→ **Data provided**:
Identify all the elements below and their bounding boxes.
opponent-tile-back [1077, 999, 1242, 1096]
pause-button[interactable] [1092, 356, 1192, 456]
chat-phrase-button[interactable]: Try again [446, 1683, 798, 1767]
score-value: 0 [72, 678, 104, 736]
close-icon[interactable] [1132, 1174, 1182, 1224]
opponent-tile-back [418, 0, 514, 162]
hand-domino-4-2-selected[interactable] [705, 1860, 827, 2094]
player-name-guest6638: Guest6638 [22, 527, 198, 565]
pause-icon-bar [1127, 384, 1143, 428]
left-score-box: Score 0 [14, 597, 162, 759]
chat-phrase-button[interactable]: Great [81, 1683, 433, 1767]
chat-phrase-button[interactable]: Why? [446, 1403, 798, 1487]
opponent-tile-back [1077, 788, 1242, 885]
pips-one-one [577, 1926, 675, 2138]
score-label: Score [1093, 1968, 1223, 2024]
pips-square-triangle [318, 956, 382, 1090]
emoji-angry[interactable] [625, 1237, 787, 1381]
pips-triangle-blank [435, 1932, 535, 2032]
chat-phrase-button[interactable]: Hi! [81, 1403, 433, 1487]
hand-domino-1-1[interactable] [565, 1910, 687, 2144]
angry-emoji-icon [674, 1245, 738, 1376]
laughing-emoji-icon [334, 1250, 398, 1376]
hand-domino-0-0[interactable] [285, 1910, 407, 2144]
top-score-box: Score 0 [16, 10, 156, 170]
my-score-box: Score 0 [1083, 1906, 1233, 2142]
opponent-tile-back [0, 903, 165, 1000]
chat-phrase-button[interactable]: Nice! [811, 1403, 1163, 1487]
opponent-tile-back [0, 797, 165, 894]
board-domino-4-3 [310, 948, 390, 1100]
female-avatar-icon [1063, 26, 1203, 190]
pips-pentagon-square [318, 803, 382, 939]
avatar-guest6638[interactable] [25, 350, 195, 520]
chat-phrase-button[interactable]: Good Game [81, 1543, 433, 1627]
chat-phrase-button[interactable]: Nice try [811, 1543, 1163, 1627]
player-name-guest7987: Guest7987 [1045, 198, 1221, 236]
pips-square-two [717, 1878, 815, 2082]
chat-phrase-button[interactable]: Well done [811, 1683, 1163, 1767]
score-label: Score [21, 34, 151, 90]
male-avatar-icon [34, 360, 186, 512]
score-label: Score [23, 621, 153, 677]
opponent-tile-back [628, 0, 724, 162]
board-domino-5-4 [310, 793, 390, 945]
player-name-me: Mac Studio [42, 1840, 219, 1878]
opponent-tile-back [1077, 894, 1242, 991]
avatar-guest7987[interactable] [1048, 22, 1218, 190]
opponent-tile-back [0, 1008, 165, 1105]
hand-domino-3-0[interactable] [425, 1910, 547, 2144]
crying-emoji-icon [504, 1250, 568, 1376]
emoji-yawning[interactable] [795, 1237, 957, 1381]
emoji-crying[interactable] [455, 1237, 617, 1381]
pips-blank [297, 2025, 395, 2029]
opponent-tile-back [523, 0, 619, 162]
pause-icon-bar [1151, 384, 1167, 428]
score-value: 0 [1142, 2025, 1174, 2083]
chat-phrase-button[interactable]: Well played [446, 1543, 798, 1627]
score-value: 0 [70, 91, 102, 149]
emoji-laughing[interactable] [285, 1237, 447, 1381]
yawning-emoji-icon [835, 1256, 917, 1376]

→ **Directions**: Please quote every line of the records above word for word, keeping their order.

→ **Result of this exercise**:
Identify all the elements below and their bounding boxes.
opponent-tile-back [1077, 999, 1242, 1096]
pause-button[interactable] [1092, 356, 1192, 456]
chat-phrase-button[interactable]: Try again [446, 1683, 798, 1767]
score-value: 0 [72, 678, 104, 736]
close-icon[interactable] [1132, 1174, 1182, 1224]
opponent-tile-back [418, 0, 514, 162]
hand-domino-4-2-selected[interactable] [705, 1860, 827, 2094]
player-name-guest6638: Guest6638 [22, 527, 198, 565]
pause-icon-bar [1127, 384, 1143, 428]
left-score-box: Score 0 [14, 597, 162, 759]
chat-phrase-button[interactable]: Great [81, 1683, 433, 1767]
chat-phrase-button[interactable]: Why? [446, 1403, 798, 1487]
opponent-tile-back [1077, 788, 1242, 885]
pips-one-one [577, 1926, 675, 2138]
score-label: Score [1093, 1968, 1223, 2024]
pips-square-triangle [318, 956, 382, 1090]
emoji-angry[interactable] [625, 1237, 787, 1381]
pips-triangle-blank [435, 1932, 535, 2032]
chat-phrase-button[interactable]: Hi! [81, 1403, 433, 1487]
hand-domino-1-1[interactable] [565, 1910, 687, 2144]
angry-emoji-icon [674, 1245, 738, 1376]
laughing-emoji-icon [334, 1250, 398, 1376]
hand-domino-0-0[interactable] [285, 1910, 407, 2144]
top-score-box: Score 0 [16, 10, 156, 170]
my-score-box: Score 0 [1083, 1906, 1233, 2142]
opponent-tile-back [0, 903, 165, 1000]
chat-phrase-button[interactable]: Nice! [811, 1403, 1163, 1487]
opponent-tile-back [0, 797, 165, 894]
board-domino-4-3 [310, 948, 390, 1100]
female-avatar-icon [1063, 26, 1203, 190]
pips-pentagon-square [318, 803, 382, 939]
avatar-guest6638[interactable] [25, 350, 195, 520]
chat-phrase-button[interactable]: Good Game [81, 1543, 433, 1627]
chat-phrase-button[interactable]: Nice try [811, 1543, 1163, 1627]
player-name-guest7987: Guest7987 [1045, 198, 1221, 236]
pips-square-two [717, 1878, 815, 2082]
chat-phrase-button[interactable]: Well done [811, 1683, 1163, 1767]
score-label: Score [21, 34, 151, 90]
male-avatar-icon [34, 360, 186, 512]
score-label: Score [23, 621, 153, 677]
opponent-tile-back [628, 0, 724, 162]
board-domino-5-4 [310, 793, 390, 945]
player-name-me: Mac Studio [42, 1840, 219, 1878]
opponent-tile-back [1077, 894, 1242, 991]
avatar-guest7987[interactable] [1048, 22, 1218, 190]
opponent-tile-back [0, 1008, 165, 1105]
hand-domino-3-0[interactable] [425, 1910, 547, 2144]
crying-emoji-icon [504, 1250, 568, 1376]
emoji-yawning[interactable] [795, 1237, 957, 1381]
emoji-crying[interactable] [455, 1237, 617, 1381]
pips-blank [297, 2025, 395, 2029]
opponent-tile-back [523, 0, 619, 162]
pause-icon-bar [1151, 384, 1167, 428]
score-value: 0 [1142, 2025, 1174, 2083]
chat-phrase-button[interactable]: Well played [446, 1543, 798, 1627]
score-value: 0 [70, 91, 102, 149]
emoji-laughing[interactable] [285, 1237, 447, 1381]
yawning-emoji-icon [835, 1256, 917, 1376]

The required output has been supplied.